* start The records *

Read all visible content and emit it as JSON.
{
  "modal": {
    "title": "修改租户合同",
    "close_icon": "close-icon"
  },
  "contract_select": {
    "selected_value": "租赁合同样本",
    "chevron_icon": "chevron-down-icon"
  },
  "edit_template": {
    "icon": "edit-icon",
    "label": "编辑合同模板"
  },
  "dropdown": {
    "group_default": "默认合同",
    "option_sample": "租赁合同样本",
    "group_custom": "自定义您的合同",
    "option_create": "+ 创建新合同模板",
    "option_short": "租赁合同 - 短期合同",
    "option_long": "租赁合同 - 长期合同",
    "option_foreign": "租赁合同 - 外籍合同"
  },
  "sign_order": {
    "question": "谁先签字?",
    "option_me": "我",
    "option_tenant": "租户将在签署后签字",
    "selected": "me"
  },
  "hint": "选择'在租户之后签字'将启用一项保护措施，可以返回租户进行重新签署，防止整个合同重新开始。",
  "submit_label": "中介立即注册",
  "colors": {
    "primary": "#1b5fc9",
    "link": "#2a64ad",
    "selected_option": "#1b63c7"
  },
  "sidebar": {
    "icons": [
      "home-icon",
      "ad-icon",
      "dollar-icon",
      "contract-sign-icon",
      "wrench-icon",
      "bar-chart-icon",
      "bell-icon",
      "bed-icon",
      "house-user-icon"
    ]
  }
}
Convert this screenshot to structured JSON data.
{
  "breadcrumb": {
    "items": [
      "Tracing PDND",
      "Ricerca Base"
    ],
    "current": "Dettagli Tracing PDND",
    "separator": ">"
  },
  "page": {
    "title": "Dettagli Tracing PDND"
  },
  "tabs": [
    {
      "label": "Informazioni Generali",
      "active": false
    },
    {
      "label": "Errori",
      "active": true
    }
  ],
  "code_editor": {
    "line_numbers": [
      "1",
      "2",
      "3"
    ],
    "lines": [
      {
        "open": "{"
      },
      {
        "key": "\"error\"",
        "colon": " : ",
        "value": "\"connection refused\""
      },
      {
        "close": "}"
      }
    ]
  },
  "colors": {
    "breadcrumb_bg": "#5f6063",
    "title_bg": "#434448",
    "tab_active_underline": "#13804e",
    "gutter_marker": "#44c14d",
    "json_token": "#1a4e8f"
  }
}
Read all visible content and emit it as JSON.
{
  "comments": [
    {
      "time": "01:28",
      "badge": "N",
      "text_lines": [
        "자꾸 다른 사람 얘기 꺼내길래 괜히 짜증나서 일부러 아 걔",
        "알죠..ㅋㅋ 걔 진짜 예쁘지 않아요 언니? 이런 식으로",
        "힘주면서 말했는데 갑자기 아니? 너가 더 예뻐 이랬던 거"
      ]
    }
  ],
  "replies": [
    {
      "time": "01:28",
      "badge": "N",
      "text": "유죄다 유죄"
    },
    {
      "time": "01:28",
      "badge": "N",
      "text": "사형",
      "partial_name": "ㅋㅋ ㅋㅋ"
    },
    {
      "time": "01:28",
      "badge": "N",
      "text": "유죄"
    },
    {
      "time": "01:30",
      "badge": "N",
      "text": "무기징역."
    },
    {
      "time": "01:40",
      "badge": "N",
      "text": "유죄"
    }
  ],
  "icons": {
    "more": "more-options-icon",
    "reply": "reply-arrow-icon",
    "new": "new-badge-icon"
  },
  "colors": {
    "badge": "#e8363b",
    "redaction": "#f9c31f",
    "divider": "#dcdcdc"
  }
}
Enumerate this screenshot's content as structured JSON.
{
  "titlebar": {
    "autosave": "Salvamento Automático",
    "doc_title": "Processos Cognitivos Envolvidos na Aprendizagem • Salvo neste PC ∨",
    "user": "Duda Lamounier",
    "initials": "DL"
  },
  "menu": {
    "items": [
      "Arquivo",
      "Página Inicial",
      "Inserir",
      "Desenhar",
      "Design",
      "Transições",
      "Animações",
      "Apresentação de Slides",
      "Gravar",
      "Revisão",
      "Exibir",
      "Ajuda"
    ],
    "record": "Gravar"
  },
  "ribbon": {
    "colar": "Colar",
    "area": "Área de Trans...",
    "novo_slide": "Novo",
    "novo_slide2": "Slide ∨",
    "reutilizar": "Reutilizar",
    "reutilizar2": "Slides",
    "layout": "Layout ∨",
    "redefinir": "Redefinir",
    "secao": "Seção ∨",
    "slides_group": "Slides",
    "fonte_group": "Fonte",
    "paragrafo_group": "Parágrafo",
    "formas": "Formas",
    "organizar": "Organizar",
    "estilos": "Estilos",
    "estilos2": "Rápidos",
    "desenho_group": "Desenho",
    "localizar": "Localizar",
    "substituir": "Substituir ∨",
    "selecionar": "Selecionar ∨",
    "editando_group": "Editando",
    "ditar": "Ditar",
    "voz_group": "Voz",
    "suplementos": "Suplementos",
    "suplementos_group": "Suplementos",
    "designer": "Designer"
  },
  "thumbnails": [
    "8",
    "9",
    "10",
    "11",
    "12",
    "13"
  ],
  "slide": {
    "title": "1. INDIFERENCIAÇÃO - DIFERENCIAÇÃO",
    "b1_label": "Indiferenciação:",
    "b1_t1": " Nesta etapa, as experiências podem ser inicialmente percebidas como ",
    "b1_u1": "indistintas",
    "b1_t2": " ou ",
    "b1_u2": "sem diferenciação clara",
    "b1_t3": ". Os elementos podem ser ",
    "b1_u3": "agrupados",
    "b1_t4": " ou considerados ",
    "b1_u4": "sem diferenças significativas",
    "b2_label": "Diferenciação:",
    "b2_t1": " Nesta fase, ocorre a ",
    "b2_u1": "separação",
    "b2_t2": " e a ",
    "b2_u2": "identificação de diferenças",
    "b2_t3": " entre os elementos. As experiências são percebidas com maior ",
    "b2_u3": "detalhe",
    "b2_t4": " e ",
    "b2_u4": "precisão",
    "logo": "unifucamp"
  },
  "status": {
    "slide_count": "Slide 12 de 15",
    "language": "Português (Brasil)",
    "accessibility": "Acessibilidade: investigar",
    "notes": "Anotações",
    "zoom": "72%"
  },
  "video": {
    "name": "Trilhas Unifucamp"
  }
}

* end The records *

[Exercise description]: Which lines include the word "diferenças"? Copy every one of them.

[Result for this task]:
    "b1_u4": "sem diferenças significativas",
    "b2_u2": "identificação de diferenças",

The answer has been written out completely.